» AIM:
Reproduce exactly the lines from the one containing "Transcribe this image's" through the last line of the data, both ends included.

* BEGIN *

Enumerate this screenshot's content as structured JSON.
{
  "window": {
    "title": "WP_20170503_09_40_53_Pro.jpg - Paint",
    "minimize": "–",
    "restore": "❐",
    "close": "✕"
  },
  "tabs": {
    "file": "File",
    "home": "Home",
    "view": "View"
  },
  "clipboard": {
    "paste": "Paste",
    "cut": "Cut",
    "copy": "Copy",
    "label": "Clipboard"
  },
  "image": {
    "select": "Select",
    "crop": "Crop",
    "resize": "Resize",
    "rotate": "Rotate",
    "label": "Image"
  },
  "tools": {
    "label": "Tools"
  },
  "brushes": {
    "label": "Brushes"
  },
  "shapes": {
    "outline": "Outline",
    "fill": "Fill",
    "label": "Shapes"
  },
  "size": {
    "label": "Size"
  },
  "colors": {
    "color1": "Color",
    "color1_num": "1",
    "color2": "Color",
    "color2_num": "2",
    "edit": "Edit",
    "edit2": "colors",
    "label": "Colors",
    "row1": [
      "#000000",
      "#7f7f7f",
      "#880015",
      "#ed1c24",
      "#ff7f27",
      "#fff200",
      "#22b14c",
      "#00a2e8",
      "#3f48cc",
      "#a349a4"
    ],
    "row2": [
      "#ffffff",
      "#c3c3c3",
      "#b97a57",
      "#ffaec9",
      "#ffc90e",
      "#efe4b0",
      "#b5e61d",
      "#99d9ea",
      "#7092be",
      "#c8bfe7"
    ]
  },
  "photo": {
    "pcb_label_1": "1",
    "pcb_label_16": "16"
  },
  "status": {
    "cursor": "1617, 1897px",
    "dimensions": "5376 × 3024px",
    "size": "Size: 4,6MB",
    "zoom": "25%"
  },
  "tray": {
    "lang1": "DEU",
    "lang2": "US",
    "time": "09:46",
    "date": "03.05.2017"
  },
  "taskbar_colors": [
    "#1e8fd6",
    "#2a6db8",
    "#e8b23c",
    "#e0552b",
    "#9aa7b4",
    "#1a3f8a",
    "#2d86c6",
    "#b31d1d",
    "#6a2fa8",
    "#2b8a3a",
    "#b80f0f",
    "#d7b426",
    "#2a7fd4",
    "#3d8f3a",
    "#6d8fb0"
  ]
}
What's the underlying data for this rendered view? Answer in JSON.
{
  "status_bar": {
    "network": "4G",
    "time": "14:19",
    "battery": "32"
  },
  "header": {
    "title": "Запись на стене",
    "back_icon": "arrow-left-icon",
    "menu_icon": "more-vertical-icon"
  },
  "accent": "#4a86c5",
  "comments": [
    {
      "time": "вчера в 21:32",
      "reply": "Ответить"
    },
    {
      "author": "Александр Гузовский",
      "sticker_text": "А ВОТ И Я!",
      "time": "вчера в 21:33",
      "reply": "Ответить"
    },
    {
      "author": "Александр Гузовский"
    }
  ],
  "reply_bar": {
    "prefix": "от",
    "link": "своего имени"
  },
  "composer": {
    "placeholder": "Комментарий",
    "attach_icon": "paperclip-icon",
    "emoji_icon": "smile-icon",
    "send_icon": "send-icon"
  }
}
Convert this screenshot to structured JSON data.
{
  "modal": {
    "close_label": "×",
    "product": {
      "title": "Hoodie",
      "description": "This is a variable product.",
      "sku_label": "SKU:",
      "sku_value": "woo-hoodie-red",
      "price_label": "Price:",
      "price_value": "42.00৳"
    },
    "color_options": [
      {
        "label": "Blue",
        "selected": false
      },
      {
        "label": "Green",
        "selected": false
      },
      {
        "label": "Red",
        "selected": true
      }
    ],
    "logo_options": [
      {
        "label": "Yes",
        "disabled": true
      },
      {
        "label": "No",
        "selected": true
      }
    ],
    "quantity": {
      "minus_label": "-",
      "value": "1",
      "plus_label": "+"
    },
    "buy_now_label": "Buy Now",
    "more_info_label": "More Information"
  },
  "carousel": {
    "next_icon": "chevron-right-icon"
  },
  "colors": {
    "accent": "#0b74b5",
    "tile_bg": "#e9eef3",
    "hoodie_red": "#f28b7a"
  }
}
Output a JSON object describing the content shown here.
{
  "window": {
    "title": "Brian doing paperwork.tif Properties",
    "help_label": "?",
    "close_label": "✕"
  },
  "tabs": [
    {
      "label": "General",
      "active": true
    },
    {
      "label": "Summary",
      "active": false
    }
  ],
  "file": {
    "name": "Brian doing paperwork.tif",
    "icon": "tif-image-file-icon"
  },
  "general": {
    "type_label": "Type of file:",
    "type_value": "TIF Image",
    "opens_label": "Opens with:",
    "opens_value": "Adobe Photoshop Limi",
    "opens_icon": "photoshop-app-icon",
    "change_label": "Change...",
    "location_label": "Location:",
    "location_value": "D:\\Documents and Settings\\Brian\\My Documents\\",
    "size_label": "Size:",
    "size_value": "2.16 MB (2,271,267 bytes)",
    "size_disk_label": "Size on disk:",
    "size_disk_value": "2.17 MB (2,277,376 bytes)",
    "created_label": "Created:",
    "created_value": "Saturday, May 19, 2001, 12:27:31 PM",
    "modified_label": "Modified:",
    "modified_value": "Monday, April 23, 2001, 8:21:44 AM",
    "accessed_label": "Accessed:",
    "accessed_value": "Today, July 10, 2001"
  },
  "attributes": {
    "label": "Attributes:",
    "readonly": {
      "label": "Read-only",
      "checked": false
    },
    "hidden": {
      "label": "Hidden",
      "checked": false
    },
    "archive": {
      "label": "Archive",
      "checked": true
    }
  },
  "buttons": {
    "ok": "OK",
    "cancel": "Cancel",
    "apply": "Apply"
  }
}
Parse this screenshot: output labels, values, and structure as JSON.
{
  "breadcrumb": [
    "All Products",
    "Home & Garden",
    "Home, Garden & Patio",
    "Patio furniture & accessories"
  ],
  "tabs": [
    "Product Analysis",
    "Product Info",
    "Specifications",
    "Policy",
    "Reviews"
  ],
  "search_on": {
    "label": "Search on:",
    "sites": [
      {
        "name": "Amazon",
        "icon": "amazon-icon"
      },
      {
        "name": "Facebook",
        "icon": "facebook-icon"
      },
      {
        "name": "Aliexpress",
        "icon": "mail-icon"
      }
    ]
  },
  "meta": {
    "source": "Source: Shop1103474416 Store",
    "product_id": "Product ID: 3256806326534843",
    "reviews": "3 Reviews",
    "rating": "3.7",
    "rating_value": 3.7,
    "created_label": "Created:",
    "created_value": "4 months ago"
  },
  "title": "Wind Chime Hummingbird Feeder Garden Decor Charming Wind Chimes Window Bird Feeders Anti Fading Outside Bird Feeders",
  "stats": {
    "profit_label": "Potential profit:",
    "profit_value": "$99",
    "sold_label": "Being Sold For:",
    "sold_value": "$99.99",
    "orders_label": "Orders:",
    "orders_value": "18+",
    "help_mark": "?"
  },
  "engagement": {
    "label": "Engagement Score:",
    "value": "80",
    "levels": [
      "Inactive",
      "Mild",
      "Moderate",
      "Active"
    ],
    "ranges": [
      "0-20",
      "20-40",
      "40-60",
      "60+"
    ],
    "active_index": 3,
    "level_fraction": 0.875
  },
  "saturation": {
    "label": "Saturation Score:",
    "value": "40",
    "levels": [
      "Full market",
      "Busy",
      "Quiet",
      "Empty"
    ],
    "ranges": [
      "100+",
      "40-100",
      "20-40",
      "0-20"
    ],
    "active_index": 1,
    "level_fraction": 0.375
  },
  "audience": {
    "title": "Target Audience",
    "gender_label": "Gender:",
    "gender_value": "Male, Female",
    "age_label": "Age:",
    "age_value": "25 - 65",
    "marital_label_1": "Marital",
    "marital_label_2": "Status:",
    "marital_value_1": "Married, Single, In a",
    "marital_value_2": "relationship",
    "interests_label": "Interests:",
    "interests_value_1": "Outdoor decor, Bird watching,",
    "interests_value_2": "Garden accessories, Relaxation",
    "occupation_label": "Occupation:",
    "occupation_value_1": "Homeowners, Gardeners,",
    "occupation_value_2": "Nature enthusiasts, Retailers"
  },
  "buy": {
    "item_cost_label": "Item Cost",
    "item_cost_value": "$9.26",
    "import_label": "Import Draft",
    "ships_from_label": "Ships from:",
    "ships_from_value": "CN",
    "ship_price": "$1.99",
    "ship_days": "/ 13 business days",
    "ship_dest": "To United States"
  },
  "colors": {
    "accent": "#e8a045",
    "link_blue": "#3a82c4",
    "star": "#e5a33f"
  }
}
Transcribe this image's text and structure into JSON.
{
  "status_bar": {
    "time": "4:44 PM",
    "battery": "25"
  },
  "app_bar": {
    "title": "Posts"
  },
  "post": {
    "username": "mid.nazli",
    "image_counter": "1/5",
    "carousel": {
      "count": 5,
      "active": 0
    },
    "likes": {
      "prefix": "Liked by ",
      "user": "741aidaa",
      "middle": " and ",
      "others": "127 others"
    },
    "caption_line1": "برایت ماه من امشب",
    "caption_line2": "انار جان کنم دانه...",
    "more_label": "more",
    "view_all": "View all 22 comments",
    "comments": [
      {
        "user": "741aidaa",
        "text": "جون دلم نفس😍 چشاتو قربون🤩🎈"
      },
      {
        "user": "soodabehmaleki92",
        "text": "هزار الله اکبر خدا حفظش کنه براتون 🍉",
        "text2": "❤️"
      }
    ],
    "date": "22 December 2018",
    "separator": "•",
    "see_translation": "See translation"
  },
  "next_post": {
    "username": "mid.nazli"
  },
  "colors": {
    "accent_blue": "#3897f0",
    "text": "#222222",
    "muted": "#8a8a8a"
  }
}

* END *

» SOLUTION FOR THIS TASK:
Transcribe this image's text and structure into JSON.
{
  "status_bar": {
    "time": "4:44 PM",
    "battery": "25"
  },
  "app_bar": {
    "title": "Posts"
  },
  "post": {
    "username": "mid.nazli",
    "image_counter": "1/5",
    "carousel": {
      "count": 5,
      "active": 0
    },
    "likes": {
      "prefix": "Liked by ",
      "user": "741aidaa",
      "middle": " and ",
      "others": "127 others"
    },
    "caption_line1": "برایت ماه من امشب",
    "caption_line2": "انار جان کنم دانه...",
    "more_label": "more",
    "view_all": "View all 22 comments",
    "comments": [
      {
        "user": "741aidaa",
        "text": "جون دلم نفس😍 چشاتو قربون🤩🎈"
      },
      {
        "user": "soodabehmaleki92",
        "text": "هزار الله اکبر خدا حفظش کنه براتون 🍉",
        "text2": "❤️"
      }
    ],
    "date": "22 December 2018",
    "separator": "•",
    "see_translation": "See translation"
  },
  "next_post": {
    "username": "mid.nazli"
  },
  "colors": {
    "accent_blue": "#3897f0",
    "text": "#222222",
    "muted": "#8a8a8a"
  }
}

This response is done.